** Start Material to process **

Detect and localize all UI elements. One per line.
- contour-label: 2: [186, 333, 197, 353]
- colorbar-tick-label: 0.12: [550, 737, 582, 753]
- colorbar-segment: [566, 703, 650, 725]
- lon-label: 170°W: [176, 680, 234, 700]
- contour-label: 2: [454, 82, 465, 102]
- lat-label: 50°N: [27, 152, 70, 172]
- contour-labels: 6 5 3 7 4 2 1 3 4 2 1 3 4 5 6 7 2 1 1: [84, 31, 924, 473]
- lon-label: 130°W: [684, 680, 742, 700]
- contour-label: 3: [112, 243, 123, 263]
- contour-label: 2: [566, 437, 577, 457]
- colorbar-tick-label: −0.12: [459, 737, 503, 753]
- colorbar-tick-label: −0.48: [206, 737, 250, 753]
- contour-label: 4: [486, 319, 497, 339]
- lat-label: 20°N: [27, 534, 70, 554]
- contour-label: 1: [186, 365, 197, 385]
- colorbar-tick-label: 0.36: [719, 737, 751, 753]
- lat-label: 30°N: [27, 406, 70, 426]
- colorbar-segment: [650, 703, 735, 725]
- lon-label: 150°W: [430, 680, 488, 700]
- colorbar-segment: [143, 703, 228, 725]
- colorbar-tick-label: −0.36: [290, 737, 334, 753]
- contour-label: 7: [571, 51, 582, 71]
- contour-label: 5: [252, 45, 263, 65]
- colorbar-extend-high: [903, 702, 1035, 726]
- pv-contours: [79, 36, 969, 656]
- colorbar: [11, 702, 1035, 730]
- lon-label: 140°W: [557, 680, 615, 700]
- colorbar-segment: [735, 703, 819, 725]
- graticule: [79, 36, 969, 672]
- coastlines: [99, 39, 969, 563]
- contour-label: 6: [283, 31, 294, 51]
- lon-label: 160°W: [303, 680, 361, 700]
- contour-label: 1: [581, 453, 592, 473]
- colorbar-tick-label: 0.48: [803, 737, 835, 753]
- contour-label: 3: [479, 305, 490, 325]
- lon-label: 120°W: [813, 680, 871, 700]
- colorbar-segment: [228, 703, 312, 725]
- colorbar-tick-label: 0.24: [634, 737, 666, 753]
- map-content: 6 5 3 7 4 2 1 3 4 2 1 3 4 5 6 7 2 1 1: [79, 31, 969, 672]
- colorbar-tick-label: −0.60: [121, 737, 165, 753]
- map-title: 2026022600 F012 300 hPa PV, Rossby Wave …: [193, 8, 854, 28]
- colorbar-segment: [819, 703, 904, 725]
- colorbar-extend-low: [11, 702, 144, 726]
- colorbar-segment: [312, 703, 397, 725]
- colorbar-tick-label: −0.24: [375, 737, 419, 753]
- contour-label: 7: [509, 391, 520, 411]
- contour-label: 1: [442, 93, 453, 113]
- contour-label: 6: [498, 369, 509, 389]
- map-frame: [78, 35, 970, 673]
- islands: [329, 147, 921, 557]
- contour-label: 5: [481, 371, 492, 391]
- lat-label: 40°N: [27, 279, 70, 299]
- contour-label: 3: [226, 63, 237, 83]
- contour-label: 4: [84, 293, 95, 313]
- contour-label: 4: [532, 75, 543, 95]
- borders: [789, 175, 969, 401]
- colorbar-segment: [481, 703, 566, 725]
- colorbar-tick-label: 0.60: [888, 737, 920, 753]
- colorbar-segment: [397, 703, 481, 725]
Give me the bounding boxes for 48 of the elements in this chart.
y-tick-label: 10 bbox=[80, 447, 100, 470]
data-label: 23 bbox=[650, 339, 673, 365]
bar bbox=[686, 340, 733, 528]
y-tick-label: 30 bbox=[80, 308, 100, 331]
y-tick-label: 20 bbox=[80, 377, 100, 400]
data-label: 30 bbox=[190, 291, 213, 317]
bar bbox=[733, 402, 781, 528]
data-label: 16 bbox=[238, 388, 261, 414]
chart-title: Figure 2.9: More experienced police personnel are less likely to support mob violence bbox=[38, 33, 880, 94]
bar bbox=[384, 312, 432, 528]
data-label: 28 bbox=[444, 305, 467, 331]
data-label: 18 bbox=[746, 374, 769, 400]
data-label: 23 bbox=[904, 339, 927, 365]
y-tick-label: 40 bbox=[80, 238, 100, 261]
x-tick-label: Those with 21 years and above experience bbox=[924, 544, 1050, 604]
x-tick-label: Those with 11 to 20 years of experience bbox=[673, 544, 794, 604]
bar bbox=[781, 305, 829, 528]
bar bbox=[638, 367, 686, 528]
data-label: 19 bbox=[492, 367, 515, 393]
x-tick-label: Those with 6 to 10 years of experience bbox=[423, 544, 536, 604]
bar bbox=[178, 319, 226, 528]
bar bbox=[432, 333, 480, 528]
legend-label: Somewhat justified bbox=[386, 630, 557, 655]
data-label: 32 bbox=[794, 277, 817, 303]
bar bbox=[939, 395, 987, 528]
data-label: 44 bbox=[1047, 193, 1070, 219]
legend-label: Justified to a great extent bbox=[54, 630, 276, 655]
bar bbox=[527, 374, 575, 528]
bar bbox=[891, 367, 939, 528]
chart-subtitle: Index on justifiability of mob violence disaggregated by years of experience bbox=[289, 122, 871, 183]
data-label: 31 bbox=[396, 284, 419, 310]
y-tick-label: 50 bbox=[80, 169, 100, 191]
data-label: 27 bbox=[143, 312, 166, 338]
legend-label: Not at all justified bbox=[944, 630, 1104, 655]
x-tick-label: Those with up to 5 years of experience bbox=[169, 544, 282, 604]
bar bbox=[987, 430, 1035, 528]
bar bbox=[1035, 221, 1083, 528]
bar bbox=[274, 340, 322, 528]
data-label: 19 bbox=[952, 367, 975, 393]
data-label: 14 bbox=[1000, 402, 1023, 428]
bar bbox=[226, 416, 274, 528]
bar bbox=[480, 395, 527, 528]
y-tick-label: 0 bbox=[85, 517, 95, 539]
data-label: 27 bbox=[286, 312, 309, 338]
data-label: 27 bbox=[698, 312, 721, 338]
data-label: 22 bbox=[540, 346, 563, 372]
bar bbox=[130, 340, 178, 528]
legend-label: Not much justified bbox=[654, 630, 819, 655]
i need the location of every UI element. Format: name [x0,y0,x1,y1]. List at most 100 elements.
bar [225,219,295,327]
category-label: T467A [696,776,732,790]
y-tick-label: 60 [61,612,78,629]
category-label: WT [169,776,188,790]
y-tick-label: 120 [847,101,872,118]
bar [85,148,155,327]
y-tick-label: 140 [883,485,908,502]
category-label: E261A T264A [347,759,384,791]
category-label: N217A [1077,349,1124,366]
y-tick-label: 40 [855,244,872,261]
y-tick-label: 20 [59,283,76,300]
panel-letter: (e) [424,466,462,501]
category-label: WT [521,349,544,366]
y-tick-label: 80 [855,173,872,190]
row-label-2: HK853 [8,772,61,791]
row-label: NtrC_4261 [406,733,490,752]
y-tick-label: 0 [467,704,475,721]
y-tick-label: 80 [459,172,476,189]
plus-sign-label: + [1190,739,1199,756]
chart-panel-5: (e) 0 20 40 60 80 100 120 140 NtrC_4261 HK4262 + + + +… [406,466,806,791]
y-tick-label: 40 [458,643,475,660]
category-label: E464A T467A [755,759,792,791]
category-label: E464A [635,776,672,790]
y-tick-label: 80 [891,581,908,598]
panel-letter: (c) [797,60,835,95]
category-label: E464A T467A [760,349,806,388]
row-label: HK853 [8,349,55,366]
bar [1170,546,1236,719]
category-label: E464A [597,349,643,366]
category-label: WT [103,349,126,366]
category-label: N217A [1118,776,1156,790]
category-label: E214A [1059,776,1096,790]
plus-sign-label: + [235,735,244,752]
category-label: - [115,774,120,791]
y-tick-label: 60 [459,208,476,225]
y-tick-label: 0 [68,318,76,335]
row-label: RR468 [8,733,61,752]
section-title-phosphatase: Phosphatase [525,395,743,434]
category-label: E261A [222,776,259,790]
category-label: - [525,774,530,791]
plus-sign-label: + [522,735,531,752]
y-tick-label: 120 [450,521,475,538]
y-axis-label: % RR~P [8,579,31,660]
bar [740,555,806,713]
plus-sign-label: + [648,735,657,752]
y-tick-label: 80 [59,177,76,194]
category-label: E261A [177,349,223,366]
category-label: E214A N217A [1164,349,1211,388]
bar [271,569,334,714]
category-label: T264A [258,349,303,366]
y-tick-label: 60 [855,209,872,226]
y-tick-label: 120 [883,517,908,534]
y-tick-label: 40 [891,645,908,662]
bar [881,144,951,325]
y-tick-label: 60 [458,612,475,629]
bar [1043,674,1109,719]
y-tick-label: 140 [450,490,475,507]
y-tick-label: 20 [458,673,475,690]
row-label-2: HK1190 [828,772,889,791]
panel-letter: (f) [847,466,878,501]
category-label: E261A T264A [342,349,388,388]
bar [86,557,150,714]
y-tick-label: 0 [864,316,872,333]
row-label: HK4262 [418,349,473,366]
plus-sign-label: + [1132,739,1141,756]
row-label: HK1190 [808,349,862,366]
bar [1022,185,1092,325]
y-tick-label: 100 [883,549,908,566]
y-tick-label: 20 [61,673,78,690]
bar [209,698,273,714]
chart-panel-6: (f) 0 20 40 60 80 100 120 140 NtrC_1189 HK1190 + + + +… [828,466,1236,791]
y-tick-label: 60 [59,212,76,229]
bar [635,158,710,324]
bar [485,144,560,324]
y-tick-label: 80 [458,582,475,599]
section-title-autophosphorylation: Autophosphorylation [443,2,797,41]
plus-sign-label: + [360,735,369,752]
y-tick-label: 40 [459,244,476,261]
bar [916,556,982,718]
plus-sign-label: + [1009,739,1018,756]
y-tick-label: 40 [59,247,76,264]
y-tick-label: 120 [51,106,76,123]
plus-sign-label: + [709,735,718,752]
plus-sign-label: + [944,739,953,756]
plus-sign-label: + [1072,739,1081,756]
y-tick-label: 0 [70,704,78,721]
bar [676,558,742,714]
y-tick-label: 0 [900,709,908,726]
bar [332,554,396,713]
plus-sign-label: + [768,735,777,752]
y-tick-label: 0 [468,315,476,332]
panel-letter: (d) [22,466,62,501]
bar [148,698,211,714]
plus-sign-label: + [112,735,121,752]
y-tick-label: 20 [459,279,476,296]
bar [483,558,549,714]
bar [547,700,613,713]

** End Material to process **

_What is being asked_
Copy the data verbatim from its first line through the line containing "- contour-label: 4: [486, 319, 497, 339]", including both of those lines.

_Solution for this exercise_
Detect and localize all UI elements. One per line.
- contour-label: 2: [186, 333, 197, 353]
- colorbar-tick-label: 0.12: [550, 737, 582, 753]
- colorbar-segment: [566, 703, 650, 725]
- lon-label: 170°W: [176, 680, 234, 700]
- contour-label: 2: [454, 82, 465, 102]
- lat-label: 50°N: [27, 152, 70, 172]
- contour-labels: 6 5 3 7 4 2 1 3 4 2 1 3 4 5 6 7 2 1 1: [84, 31, 924, 473]
- lon-label: 130°W: [684, 680, 742, 700]
- contour-label: 3: [112, 243, 123, 263]
- contour-label: 2: [566, 437, 577, 457]
- colorbar-tick-label: −0.12: [459, 737, 503, 753]
- colorbar-tick-label: −0.48: [206, 737, 250, 753]
- contour-label: 4: [486, 319, 497, 339]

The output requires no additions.